• _Entries taken from a collection_
--- begin ---

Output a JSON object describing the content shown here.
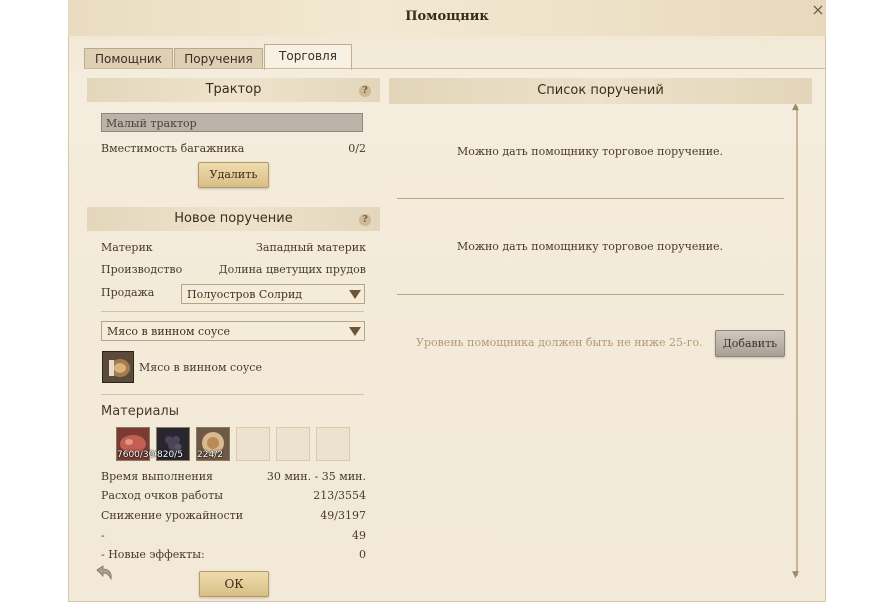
{
  "window": {
    "title": "Помощник",
    "close_glyph": "×"
  },
  "tabs": [
    {
      "label": "Помощник",
      "active": false
    },
    {
      "label": "Поручения",
      "active": false
    },
    {
      "label": "Торговля",
      "active": true
    }
  ],
  "tractor": {
    "header": "Трактор",
    "help": "?",
    "name_value": "Малый трактор",
    "capacity_label": "Вместимость багажника",
    "capacity_value": "0/2",
    "delete_button": "Удалить"
  },
  "new_order": {
    "header": "Новое поручение",
    "help": "?",
    "continent_label": "Материк",
    "continent_value": "Западный материк",
    "production_label": "Производство",
    "production_value": "Долина цветущих прудов",
    "sale_label": "Продажа",
    "sale_value": "Полуостров Солрид",
    "product_select": "Мясо в винном соусе",
    "product_name": "Мясо в винном соусе",
    "materials_title": "Материалы",
    "materials": [
      {
        "qty": "7600/300",
        "icon": "meat-icon",
        "color": "#b8544a"
      },
      {
        "qty": "820/5",
        "icon": "grapes-icon",
        "color": "#3a3442"
      },
      {
        "qty": "224/2",
        "icon": "ingredient-icon",
        "color": "#c9a37a"
      }
    ],
    "empty_slots": 3,
    "stats": [
      {
        "label": "Время выполнения",
        "value": "30 мин. - 35 мин."
      },
      {
        "label": "Расход очков работы",
        "value": "213/3554"
      },
      {
        "label": "Снижение урожайности",
        "value": "49/3197"
      },
      {
        "label": "-",
        "value": "49"
      },
      {
        "label": "- Новые эффекты:",
        "value": "0"
      }
    ]
  },
  "ok_button": "ОК",
  "order_list": {
    "header": "Список поручений",
    "slot1_msg": "Можно дать помощнику торговое поручение.",
    "slot2_msg": "Можно дать помощнику торговое поручение.",
    "level_msg": "Уровень помощника должен быть не ниже 25-го.",
    "add_button": "Добавить"
  },
  "colors": {
    "accent": "#d8be86",
    "panel": "#f2e9d8",
    "header": "#e3d6bb"
  }
}
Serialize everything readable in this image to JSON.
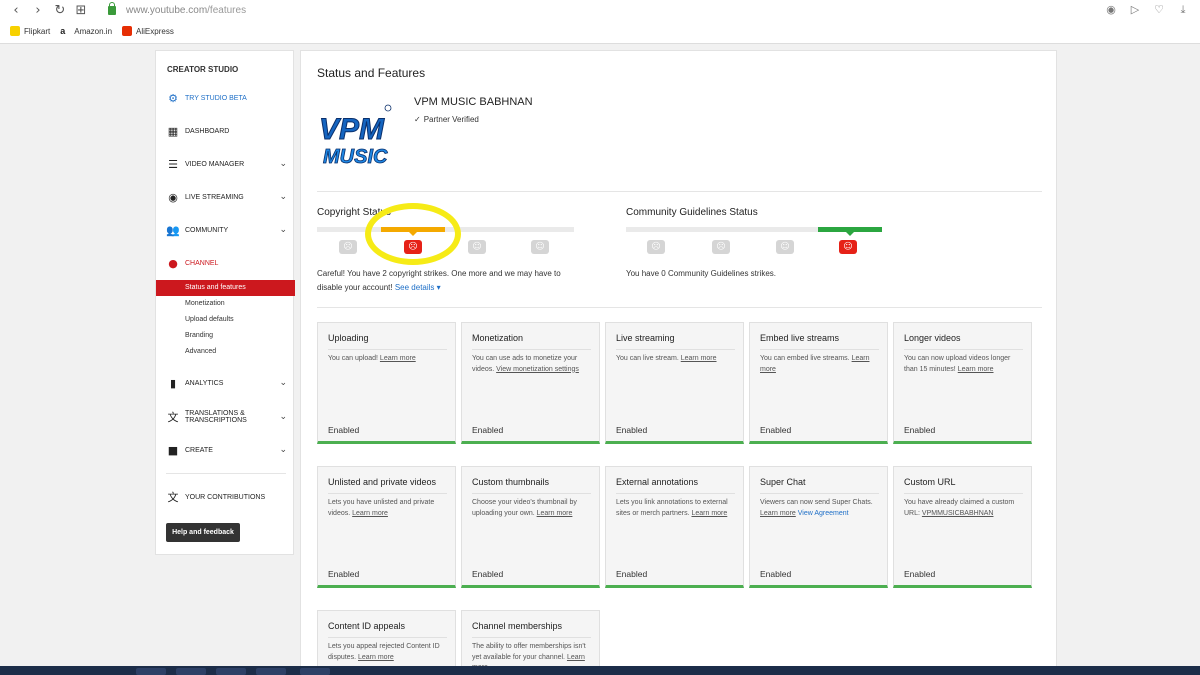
{
  "browser": {
    "url_host": "www.youtube.com",
    "url_path": "/features",
    "bookmarks": [
      {
        "label": "Flipkart",
        "color": "#f7d100"
      },
      {
        "label": "Amazon.in",
        "color": "#222222"
      },
      {
        "label": "AliExpress",
        "color": "#e62e04"
      }
    ]
  },
  "sidebar": {
    "title": "CREATOR STUDIO",
    "try_beta": "TRY STUDIO BETA",
    "dashboard": "DASHBOARD",
    "video_manager": "VIDEO MANAGER",
    "live_streaming": "LIVE STREAMING",
    "community": "COMMUNITY",
    "channel": "CHANNEL",
    "channel_sub": [
      "Status and features",
      "Monetization",
      "Upload defaults",
      "Branding",
      "Advanced"
    ],
    "analytics": "ANALYTICS",
    "translations_1": "TRANSLATIONS &",
    "translations_2": "TRANSCRIPTIONS",
    "create": "CREATE",
    "contributions": "YOUR CONTRIBUTIONS",
    "help": "Help and feedback"
  },
  "main": {
    "title": "Status and Features",
    "logo_text_1": "VPM",
    "logo_text_2": "MUSIC",
    "channel_name": "VPM MUSIC BABHNAN",
    "verified": "Partner Verified",
    "copyright": {
      "title": "Copyright Status",
      "strikes": 2,
      "desc_1": "Careful! You have 2 copyright strikes. One more and we may have to",
      "desc_2": "disable your account!",
      "link": "See details",
      "accent": "#f4a900"
    },
    "community": {
      "title": "Community Guidelines Status",
      "strikes": 0,
      "desc": "You have 0 Community Guidelines strikes.",
      "accent": "#2ba640"
    },
    "cards": [
      {
        "title": "Uploading",
        "desc": "You can upload!",
        "link": "Learn more",
        "status": "Enabled"
      },
      {
        "title": "Monetization",
        "desc": "You can use ads to monetize your videos.",
        "link": "View monetization settings",
        "status": "Enabled"
      },
      {
        "title": "Live streaming",
        "desc": "You can live stream.",
        "link": "Learn more",
        "status": "Enabled"
      },
      {
        "title": "Embed live streams",
        "desc": "You can embed live streams.",
        "link": "Learn more",
        "status": "Enabled"
      },
      {
        "title": "Longer videos",
        "desc": "You can now upload videos longer than 15 minutes!",
        "link": "Learn more",
        "status": "Enabled"
      },
      {
        "title": "Unlisted and private videos",
        "desc": "Lets you have unlisted and private videos.",
        "link": "Learn more",
        "status": "Enabled"
      },
      {
        "title": "Custom thumbnails",
        "desc": "Choose your video's thumbnail by uploading your own.",
        "link": "Learn more",
        "status": "Enabled"
      },
      {
        "title": "External annotations",
        "desc": "Lets you link annotations to external sites or merch partners.",
        "link": "Learn more",
        "status": "Enabled"
      },
      {
        "title": "Super Chat",
        "desc": "Viewers can now send Super Chats.",
        "link": "Learn more",
        "extra": "View Agreement",
        "status": "Enabled"
      },
      {
        "title": "Custom URL",
        "desc": "You have already claimed a custom URL:",
        "link": "VPMMUSICBABHNAN",
        "status": "Enabled"
      },
      {
        "title": "Content ID appeals",
        "desc": "Lets you appeal rejected Content ID disputes.",
        "link": "Learn more",
        "status": ""
      },
      {
        "title": "Channel memberships",
        "desc": "The ability to offer memberships isn't yet available for your channel.",
        "link": "Learn more",
        "status": ""
      }
    ]
  }
}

--- end ---

• _Task details_
The pictures should not be reproduced; quote all of the other material exactly.

• _Response to this task_
Output a JSON object describing the content shown here.
{
  "window": {
    "title": "Помощник",
    "close_glyph": "×"
  },
  "tabs": [
    {
      "label": "Помощник",
      "active": false
    },
    {
      "label": "Поручения",
      "active": false
    },
    {
      "label": "Торговля",
      "active": true
    }
  ],
  "tractor": {
    "header": "Трактор",
    "help": "?",
    "name_value": "Малый трактор",
    "capacity_label": "Вместимость багажника",
    "capacity_value": "0/2",
    "delete_button": "Удалить"
  },
  "new_order": {
    "header": "Новое поручение",
    "help": "?",
    "continent_label": "Материк",
    "continent_value": "Западный материк",
    "production_label": "Производство",
    "production_value": "Долина цветущих прудов",
    "sale_label": "Продажа",
    "sale_value": "Полуостров Солрид",
    "product_select": "Мясо в винном соусе",
    "product_name": "Мясо в винном соусе",
    "materials_title": "Материалы",
    "materials": [
      {
        "qty": "7600/300",
        "icon": "meat-icon",
        "color": "#b8544a"
      },
      {
        "qty": "820/5",
        "icon": "grapes-icon",
        "color": "#3a3442"
      },
      {
        "qty": "224/2",
        "icon": "ingredient-icon",
        "color": "#c9a37a"
      }
    ],
    "empty_slots": 3,
    "stats": [
      {
        "label": "Время выполнения",
        "value": "30 мин. - 35 мин."
      },
      {
        "label": "Расход очков работы",
        "value": "213/3554"
      },
      {
        "label": "Снижение урожайности",
        "value": "49/3197"
      },
      {
        "label": "-",
        "value": "49"
      },
      {
        "label": "- Новые эффекты:",
        "value": "0"
      }
    ]
  },
  "ok_button": "ОК",
  "order_list": {
    "header": "Список поручений",
    "slot1_msg": "Можно дать помощнику торговое поручение.",
    "slot2_msg": "Можно дать помощнику торговое поручение.",
    "level_msg": "Уровень помощника должен быть не ниже 25-го.",
    "add_button": "Добавить"
  },
  "colors": {
    "accent": "#d8be86",
    "panel": "#f2e9d8",
    "header": "#e3d6bb"
  }
}
Serialize everything readable in this image to JSON.
{
  "browser": {
    "url_host": "www.youtube.com",
    "url_path": "/features",
    "bookmarks": [
      {
        "label": "Flipkart",
        "color": "#f7d100"
      },
      {
        "label": "Amazon.in",
        "color": "#222222"
      },
      {
        "label": "AliExpress",
        "color": "#e62e04"
      }
    ]
  },
  "sidebar": {
    "title": "CREATOR STUDIO",
    "try_beta": "TRY STUDIO BETA",
    "dashboard": "DASHBOARD",
    "video_manager": "VIDEO MANAGER",
    "live_streaming": "LIVE STREAMING",
    "community": "COMMUNITY",
    "channel": "CHANNEL",
    "channel_sub": [
      "Status and features",
      "Monetization",
      "Upload defaults",
      "Branding",
      "Advanced"
    ],
    "analytics": "ANALYTICS",
    "translations_1": "TRANSLATIONS &",
    "translations_2": "TRANSCRIPTIONS",
    "create": "CREATE",
    "contributions": "YOUR CONTRIBUTIONS",
    "help": "Help and feedback"
  },
  "main": {
    "title": "Status and Features",
    "logo_text_1": "VPM",
    "logo_text_2": "MUSIC",
    "channel_name": "VPM MUSIC BABHNAN",
    "verified": "Partner Verified",
    "copyright": {
      "title": "Copyright Status",
      "strikes": 2,
      "desc_1": "Careful! You have 2 copyright strikes. One more and we may have to",
      "desc_2": "disable your account!",
      "link": "See details",
      "accent": "#f4a900"
    },
    "community": {
      "title": "Community Guidelines Status",
      "strikes": 0,
      "desc": "You have 0 Community Guidelines strikes.",
      "accent": "#2ba640"
    },
    "cards": [
      {
        "title": "Uploading",
        "desc": "You can upload!",
        "link": "Learn more",
        "status": "Enabled"
      },
      {
        "title": "Monetization",
        "desc": "You can use ads to monetize your videos.",
        "link": "View monetization settings",
        "status": "Enabled"
      },
      {
        "title": "Live streaming",
        "desc": "You can live stream.",
        "link": "Learn more",
        "status": "Enabled"
      },
      {
        "title": "Embed live streams",
        "desc": "You can embed live streams.",
        "link": "Learn more",
        "status": "Enabled"
      },
      {
        "title": "Longer videos",
        "desc": "You can now upload videos longer than 15 minutes!",
        "link": "Learn more",
        "status": "Enabled"
      },
      {
        "title": "Unlisted and private videos",
        "desc": "Lets you have unlisted and private videos.",
        "link": "Learn more",
        "status": "Enabled"
      },
      {
        "title": "Custom thumbnails",
        "desc": "Choose your video's thumbnail by uploading your own.",
        "link": "Learn more",
        "status": "Enabled"
      },
      {
        "title": "External annotations",
        "desc": "Lets you link annotations to external sites or merch partners.",
        "link": "Learn more",
        "status": "Enabled"
      },
      {
        "title": "Super Chat",
        "desc": "Viewers can now send Super Chats.",
        "link": "Learn more",
        "extra": "View Agreement",
        "status": "Enabled"
      },
      {
        "title": "Custom URL",
        "desc": "You have already claimed a custom URL:",
        "link": "VPMMUSICBABHNAN",
        "status": "Enabled"
      },
      {
        "title": "Content ID appeals",
        "desc": "Lets you appeal rejected Content ID disputes.",
        "link": "Learn more",
        "status": ""
      },
      {
        "title": "Channel memberships",
        "desc": "The ability to offer memberships isn't yet available for your channel.",
        "link": "Learn more",
        "status": ""
      }
    ]
  }
}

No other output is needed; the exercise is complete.